*What the task requires*.
All entries below need to be written out exactly, but without their pictures.

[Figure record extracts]

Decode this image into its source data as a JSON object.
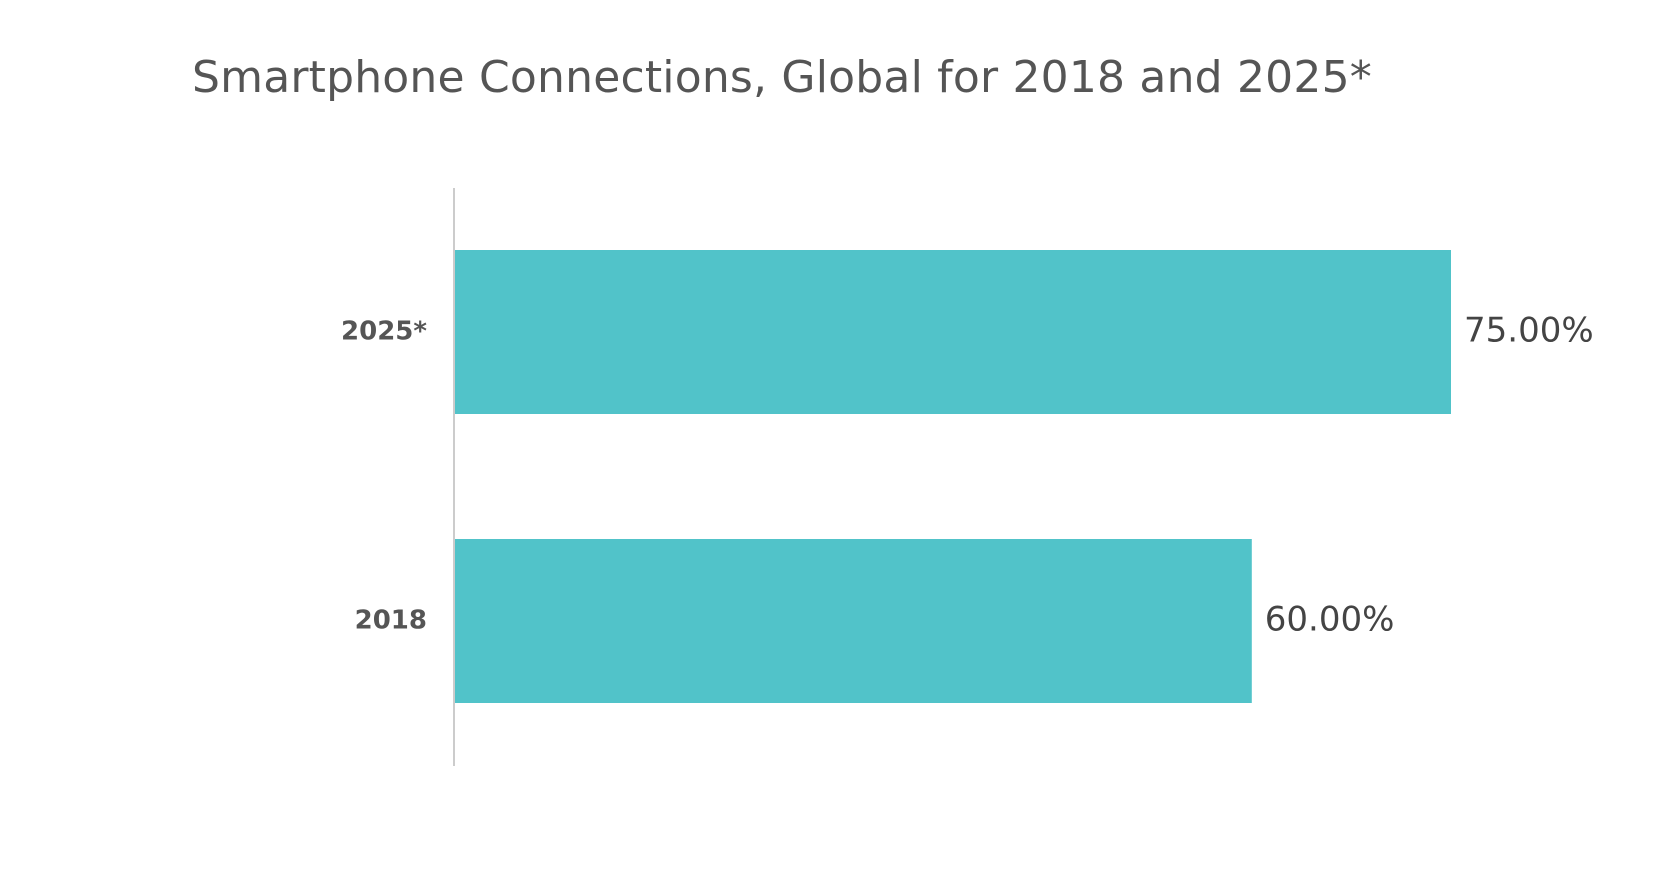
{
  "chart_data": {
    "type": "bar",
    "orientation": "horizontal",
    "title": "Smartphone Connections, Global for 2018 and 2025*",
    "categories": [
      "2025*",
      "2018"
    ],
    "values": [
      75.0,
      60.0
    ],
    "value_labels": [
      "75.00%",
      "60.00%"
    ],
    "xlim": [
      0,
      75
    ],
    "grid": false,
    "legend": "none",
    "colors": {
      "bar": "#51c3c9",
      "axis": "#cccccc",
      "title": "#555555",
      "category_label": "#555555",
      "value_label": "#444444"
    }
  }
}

*Written solution*.
Decode this image into its source data as a JSON object.
{
  "chart_data": {
    "type": "bar",
    "orientation": "horizontal",
    "title": "Smartphone Connections, Global for 2018 and 2025*",
    "categories": [
      "2025*",
      "2018"
    ],
    "values": [
      75.0,
      60.0
    ],
    "value_labels": [
      "75.00%",
      "60.00%"
    ],
    "xlim": [
      0,
      75
    ],
    "grid": false,
    "legend": "none",
    "colors": {
      "bar": "#51c3c9",
      "axis": "#cccccc",
      "title": "#555555",
      "category_label": "#555555",
      "value_label": "#444444"
    }
  }
}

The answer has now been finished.